## Exercise
Copy each line containing the word "Power" from the records that follow, please.

## Collection entries
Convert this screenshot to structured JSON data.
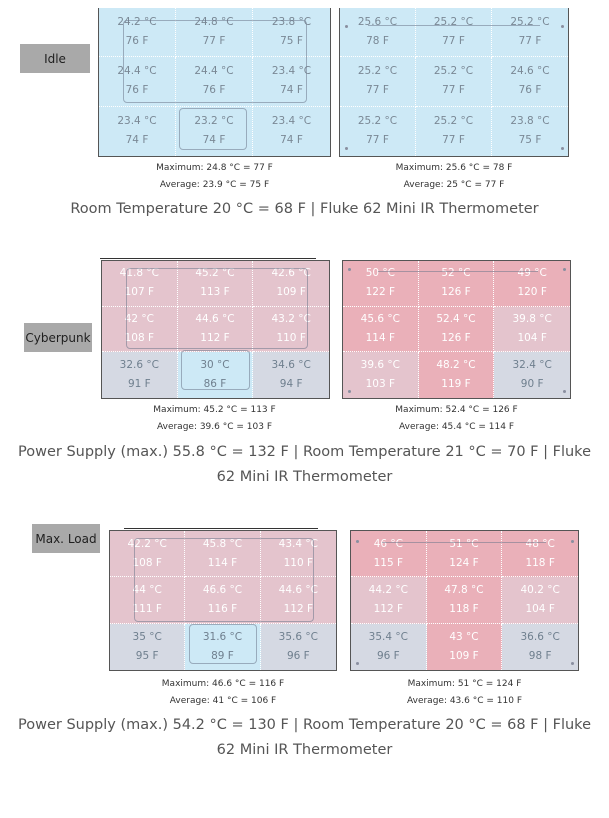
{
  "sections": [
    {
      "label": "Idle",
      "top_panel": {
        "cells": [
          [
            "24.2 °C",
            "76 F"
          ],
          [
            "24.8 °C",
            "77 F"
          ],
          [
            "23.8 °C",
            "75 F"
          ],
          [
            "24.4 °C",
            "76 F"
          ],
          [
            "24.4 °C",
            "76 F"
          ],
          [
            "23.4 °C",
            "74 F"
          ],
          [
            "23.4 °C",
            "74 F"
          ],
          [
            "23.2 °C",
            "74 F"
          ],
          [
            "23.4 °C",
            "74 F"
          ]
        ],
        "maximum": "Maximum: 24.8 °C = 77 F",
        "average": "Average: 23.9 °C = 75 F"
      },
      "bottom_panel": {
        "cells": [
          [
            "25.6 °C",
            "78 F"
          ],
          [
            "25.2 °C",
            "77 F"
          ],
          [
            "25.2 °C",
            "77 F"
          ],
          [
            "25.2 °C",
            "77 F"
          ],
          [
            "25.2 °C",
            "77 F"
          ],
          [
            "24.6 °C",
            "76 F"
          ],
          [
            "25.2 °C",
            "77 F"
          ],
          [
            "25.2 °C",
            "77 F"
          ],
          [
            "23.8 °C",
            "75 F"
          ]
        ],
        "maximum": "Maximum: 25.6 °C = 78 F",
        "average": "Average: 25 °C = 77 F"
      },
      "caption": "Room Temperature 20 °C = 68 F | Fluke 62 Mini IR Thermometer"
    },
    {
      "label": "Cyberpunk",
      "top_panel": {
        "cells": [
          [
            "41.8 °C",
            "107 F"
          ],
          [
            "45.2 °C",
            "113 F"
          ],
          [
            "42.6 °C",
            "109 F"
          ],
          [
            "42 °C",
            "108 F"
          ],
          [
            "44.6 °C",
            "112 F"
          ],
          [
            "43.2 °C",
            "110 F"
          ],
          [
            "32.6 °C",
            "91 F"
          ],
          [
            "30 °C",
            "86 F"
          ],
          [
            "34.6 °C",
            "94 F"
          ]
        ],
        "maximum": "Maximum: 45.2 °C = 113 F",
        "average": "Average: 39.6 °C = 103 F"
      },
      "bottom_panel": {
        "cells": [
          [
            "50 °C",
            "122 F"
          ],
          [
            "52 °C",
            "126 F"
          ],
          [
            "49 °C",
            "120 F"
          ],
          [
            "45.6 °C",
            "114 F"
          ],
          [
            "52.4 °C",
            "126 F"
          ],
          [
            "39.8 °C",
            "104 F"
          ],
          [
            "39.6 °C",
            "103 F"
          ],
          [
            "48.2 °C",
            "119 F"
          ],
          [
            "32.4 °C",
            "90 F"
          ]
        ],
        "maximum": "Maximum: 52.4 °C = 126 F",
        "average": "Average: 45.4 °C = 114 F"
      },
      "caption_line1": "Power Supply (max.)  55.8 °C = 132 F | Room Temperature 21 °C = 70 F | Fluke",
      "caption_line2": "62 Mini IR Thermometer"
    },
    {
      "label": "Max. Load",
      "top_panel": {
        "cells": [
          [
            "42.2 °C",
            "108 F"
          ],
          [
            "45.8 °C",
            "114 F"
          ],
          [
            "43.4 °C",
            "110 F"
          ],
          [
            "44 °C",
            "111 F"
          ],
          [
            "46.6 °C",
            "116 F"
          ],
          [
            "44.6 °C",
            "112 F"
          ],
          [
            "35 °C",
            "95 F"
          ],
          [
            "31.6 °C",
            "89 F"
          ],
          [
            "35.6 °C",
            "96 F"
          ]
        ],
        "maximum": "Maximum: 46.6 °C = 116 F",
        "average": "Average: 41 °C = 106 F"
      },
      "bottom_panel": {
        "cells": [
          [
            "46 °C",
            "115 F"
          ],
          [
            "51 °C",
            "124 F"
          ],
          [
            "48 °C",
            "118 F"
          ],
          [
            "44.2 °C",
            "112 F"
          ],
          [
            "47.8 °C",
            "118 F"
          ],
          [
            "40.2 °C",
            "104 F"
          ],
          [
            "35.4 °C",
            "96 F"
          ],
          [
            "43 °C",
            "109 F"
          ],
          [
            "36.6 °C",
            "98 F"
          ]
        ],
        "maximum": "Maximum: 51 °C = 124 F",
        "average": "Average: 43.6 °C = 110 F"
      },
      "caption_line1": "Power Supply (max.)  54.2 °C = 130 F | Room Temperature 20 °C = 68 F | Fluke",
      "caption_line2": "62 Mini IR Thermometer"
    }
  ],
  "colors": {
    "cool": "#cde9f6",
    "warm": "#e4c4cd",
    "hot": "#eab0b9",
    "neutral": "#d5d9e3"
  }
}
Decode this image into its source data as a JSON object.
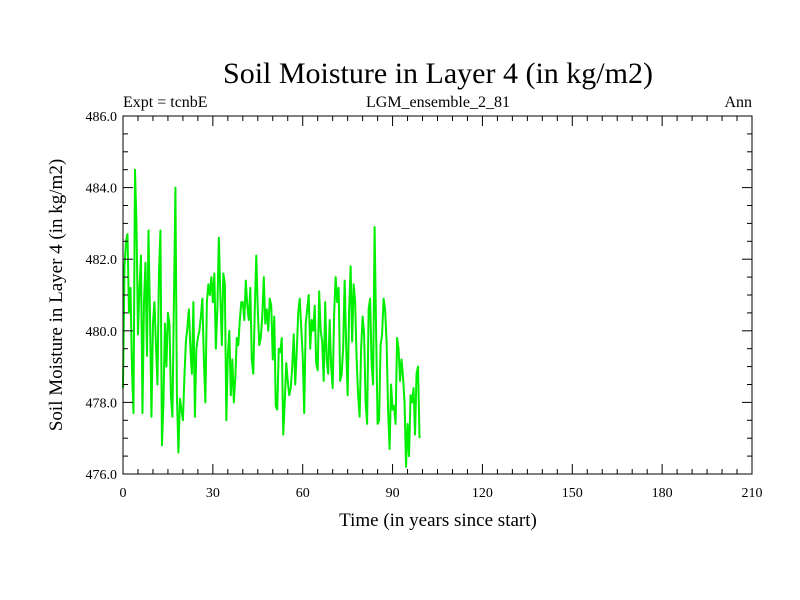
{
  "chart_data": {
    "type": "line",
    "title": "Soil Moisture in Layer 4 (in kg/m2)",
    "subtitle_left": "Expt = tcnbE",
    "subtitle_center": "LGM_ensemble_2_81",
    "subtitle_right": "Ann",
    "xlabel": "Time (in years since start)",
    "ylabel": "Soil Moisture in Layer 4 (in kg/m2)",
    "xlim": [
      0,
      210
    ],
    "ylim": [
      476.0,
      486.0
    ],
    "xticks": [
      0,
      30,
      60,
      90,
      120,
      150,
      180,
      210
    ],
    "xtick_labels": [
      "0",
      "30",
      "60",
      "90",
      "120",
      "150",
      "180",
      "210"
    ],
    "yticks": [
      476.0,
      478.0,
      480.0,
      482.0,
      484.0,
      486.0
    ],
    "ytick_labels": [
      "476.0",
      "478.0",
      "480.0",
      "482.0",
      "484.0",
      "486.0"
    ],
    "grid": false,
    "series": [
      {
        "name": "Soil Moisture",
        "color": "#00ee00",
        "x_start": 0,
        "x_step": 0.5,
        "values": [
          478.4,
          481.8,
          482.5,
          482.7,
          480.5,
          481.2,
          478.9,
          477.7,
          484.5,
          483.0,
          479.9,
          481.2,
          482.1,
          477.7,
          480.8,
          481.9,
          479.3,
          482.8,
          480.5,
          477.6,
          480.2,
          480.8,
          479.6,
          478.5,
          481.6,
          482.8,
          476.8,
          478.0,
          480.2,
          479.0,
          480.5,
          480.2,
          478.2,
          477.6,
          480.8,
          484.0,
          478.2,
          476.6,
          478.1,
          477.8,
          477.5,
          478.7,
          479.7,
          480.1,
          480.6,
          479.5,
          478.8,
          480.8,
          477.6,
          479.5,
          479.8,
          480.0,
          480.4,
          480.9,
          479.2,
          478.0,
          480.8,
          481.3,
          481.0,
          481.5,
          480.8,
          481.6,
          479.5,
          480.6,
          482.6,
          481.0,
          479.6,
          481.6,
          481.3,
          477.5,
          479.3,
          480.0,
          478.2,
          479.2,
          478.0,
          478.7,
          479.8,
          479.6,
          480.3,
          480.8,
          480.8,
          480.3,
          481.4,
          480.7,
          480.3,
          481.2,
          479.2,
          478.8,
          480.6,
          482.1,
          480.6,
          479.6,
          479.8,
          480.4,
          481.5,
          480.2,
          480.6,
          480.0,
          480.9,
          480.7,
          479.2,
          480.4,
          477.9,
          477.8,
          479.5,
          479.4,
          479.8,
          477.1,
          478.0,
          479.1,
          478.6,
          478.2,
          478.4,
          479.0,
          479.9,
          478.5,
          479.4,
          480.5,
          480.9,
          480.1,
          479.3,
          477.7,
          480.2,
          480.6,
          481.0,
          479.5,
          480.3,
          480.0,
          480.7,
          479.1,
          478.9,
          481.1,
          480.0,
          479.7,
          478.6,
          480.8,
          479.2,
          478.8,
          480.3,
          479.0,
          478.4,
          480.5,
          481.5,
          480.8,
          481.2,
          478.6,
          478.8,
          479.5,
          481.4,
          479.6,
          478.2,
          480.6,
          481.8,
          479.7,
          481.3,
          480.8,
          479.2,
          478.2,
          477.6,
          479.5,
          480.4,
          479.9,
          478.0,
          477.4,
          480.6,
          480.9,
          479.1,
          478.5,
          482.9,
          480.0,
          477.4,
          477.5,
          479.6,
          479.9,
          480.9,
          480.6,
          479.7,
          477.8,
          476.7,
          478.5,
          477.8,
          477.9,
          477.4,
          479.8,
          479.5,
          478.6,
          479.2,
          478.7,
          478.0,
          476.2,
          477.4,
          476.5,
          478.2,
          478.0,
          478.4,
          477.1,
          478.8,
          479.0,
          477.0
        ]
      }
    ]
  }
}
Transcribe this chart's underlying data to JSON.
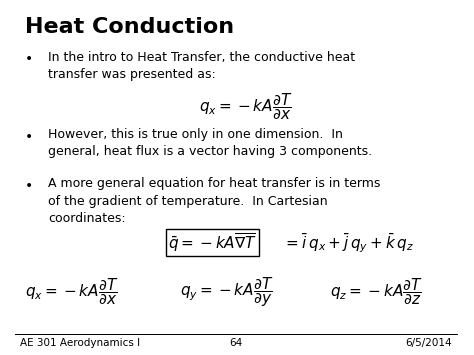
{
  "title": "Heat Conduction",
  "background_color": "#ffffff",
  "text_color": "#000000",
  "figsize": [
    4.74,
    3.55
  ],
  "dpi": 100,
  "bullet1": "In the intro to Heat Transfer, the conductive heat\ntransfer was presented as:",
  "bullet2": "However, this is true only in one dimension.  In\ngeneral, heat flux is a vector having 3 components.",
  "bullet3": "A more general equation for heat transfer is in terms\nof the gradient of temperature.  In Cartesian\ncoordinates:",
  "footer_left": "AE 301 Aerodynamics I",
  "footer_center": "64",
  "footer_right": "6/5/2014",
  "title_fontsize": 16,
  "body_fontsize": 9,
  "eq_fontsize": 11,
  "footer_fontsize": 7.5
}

## Problem solution
      "caption_line1": "Power Supply (max.)  55.8 °C = 132 F | Room Temperature 21 °C = 70 F | Fluke",
      "caption_line1": "Power Supply (max.)  54.2 °C = 130 F | Room Temperature 20 °C = 68 F | Fluke",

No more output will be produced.